WHAT TO DO -
Write out the full set of records below exactly.

════

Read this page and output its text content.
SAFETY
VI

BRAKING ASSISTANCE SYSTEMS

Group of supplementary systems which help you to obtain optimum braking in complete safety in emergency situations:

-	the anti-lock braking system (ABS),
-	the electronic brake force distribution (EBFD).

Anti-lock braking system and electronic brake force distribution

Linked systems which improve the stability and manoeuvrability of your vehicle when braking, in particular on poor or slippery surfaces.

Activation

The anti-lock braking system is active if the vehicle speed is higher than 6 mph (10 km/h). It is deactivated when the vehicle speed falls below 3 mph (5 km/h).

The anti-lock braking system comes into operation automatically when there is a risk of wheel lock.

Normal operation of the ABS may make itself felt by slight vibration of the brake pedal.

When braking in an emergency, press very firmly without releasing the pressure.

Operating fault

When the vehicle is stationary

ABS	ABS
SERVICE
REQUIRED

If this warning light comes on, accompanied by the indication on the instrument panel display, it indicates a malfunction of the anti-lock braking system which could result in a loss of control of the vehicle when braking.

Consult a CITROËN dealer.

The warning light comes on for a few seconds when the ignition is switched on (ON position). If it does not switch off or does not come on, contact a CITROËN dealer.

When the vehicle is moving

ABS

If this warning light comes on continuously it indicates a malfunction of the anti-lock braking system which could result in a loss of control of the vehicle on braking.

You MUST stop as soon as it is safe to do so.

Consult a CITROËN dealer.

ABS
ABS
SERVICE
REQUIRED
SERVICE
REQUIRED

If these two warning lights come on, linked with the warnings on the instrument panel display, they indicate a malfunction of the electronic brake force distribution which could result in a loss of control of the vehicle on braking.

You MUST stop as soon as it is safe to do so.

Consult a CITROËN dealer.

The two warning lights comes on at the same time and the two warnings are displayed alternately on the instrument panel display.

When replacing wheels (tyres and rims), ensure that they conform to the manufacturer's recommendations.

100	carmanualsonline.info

════

FINAL RESULT -
Read this page and output its text content.
SAFETY
VI

BRAKING ASSISTANCE SYSTEMS

Group of supplementary systems which help you to obtain optimum braking in complete safety in emergency situations:

-	the anti-lock braking system (ABS),
-	the electronic brake force distribution (EBFD).

Anti-lock braking system and electronic brake force distribution

Linked systems which improve the stability and manoeuvrability of your vehicle when braking, in particular on poor or slippery surfaces.

Activation

The anti-lock braking system is active if the vehicle speed is higher than 6 mph (10 km/h). It is deactivated when the vehicle speed falls below 3 mph (5 km/h).

The anti-lock braking system comes into operation automatically when there is a risk of wheel lock.

Normal operation of the ABS may make itself felt by slight vibration of the brake pedal.

When braking in an emergency, press very firmly without releasing the pressure.

Operating fault

When the vehicle is stationary

ABS	ABS
SERVICE
REQUIRED

If this warning light comes on, accompanied by the indication on the instrument panel display, it indicates a malfunction of the anti-lock braking system which could result in a loss of control of the vehicle when braking.

Consult a CITROËN dealer.

The warning light comes on for a few seconds when the ignition is switched on (ON position). If it does not switch off or does not come on, contact a CITROËN dealer.

When the vehicle is moving

ABS

If this warning light comes on continuously it indicates a malfunction of the anti-lock braking system which could result in a loss of control of the vehicle on braking.

You MUST stop as soon as it is safe to do so.

Consult a CITROËN dealer.

ABS
ABS
SERVICE
REQUIRED
SERVICE
REQUIRED

If these two warning lights come on, linked with the warnings on the instrument panel display, they indicate a malfunction of the electronic brake force distribution which could result in a loss of control of the vehicle on braking.

You MUST stop as soon as it is safe to do so.

Consult a CITROËN dealer.

The two warning lights comes on at the same time and the two warnings are displayed alternately on the instrument panel display.

When replacing wheels (tyres and rims), ensure that they conform to the manufacturer's recommendations.

100	carmanualsonline.info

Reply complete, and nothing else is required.